SUPPLIED PASSAGE

1. In the first place there is a quite unexpected revival of theoretical studies. Pure economic theory, which had been deliberately neglected by the Historical school, by the State and Christian Socialists, was in 1875 again taken up by a group of eminent writers who flourished in England, France, and Austria. With the aid of conceptions that had not been in current use since the days of Condillac, coupled with the application of the mathematical method, which had not been attempted since the time of Cournot, they have succeeded in substituting an attractive and ingenious theory of prices for the somewhat halting hypothesis put forth by the Classical theorists. The success of the method in other fields of economic inquiry is every day enhancing its reputation. A number of writers both in America and Europe (excepting France, perhaps) are engaged upon this task, following in the wake of Walras, of Jevons, and of Menger. Diagrams, algebraical formulæ, and subtle reasoning again characterise the works of economists. Pure economics, so much decried since the days of Ricardo, has once more justified its claim to a position of honour, and despite keen opposition it is attracting attention everywhere. From the point of view of economic science this is the most notable fact of recent years.

2. Parallel with this has gone on a profound change in socialism. We have already shown in the course of the preceding book the transformations undergone by Marx’s ideas at the hands of even his own followers. The decline is equally evident everywhere else. All pretension to set up a proletarian in opposition to a bourgeois economics has been renounced. “It is necessary,” says M. Sorel somewhere, “to abandon every thought of transforming socialism into a science.” In fact, French syndicalists, English Fabians, and German revisionists have rallied with more or less good grace to the scientific ideas of Pareto, Marshall, or Böhm-Bawerk. But the real reason for this change of attitude is the strong desire to devote themselves with greater vigour to the social and political demands of socialism. The general strike, the creation of syndicats, the establishment of co-operative societies, and the problems of municipal socialism are attracting more and more attention, whereas the theory of surplus value is falling into the background. Even more striking still, as we shall see, is the attempt made by some of them, especially the advocates of land nationalisation—to reconcile Liberalism and socialism upon the basis of a doctrine that is Classical par excellence—the theory of rent.

[Records of where elements appear]

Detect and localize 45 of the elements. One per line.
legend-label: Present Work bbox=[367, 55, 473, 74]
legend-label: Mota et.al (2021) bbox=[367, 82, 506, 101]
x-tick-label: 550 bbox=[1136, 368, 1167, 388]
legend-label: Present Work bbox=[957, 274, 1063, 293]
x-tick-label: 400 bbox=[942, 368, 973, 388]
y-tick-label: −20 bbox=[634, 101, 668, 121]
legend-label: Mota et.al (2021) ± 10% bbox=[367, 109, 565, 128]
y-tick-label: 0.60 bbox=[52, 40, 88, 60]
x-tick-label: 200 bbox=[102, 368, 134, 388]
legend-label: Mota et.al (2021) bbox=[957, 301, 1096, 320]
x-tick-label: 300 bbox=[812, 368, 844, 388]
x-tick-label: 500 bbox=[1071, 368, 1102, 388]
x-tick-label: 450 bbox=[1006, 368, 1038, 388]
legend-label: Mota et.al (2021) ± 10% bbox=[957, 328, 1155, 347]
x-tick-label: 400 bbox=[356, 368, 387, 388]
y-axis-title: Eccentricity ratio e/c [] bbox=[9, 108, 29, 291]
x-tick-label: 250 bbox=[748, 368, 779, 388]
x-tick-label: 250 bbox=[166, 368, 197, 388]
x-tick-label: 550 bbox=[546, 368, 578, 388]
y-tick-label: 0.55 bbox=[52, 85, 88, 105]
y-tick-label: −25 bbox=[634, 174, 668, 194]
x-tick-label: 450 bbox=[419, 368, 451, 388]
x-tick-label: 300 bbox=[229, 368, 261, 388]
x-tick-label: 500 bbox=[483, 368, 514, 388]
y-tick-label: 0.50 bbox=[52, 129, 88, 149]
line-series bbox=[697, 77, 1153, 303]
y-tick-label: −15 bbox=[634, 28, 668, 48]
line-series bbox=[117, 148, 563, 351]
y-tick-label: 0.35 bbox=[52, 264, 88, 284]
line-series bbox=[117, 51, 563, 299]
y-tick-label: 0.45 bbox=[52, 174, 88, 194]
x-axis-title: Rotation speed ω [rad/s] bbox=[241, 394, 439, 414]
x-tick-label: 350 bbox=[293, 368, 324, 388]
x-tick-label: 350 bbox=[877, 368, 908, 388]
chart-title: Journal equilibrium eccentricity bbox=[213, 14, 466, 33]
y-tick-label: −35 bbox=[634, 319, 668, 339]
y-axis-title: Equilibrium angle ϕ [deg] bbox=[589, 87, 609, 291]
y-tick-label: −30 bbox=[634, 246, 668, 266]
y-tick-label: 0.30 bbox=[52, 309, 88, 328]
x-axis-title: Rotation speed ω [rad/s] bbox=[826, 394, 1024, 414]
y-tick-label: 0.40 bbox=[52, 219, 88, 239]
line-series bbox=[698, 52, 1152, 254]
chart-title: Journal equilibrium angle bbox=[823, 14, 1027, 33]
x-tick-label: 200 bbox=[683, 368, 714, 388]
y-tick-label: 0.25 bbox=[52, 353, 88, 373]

WHAT TO DO
Continue the passage on the revival of economic theory and the change in socialism, starting after its last sentence. The items come from a separate source unrelated to the text.

THE OUTPUT
3. This is not the only change that socialism has undergone. The ideal of collectivism which long prevailed among the working classes was that of a centralised sovereign authority, and the active part taken by the collectivist party in the legislative and even in the administrative work of some countries still further encouraged this belief. But the old revolutionary spirit, always individualistic to the core, was still alive, especially in the Latin countries, and it began to show signs of impatience at the turn things had taken. And so we witness among the working classes a revival of Liberalism, harsh and violent in its expression perhaps, and doubtless very different from the founders’. Smith and Bastiat would have some difficulty in recognising it, and with a view to avoiding confusion with the older doctrine it has assumed the name libertaire, but is generally known by the no less authentic title of “anarchism.” This tendency towards extreme individualism and anarchy, of which there is unmistakable evidence even in the annals of the International, has gained the ascendancy over the working classes, leaving a deep mark upon the recent syndicalist movement in France and Italy. At the same time there has also appeared among writers of the bourgeois class a kind of philosophical and moral anarchism which affords further proof of the revival of individualism.

4. Owing to these transformations in the theories of individualism and socialism, that other doctrine which in an earlier book went by the name of State Socialism has also undergone a change. In France, at any rate, it has reappeared under the name of Solidarism, which attempts a justification of State intervention by basing it on new foundations and confining it within just limits. It thus really represents an effort at synthesising individualism and socialism.

These are the main currents which we have attempted to describe in the following chapters. By describing them as recent doctrines our aim was not to emphasise the date of their appearance—which indeed is often in the distant past—but to show that they are merely a fresh effort to rejuvenate the older theories of which they are the latest manifestation. We might perhaps have borrowed a term from another domain and referred to them as modernist doctrines did it not seem rash to group under a perfectly definite term conceptions that are so very diverse in character and which have nothing more than a chronological order binding them together.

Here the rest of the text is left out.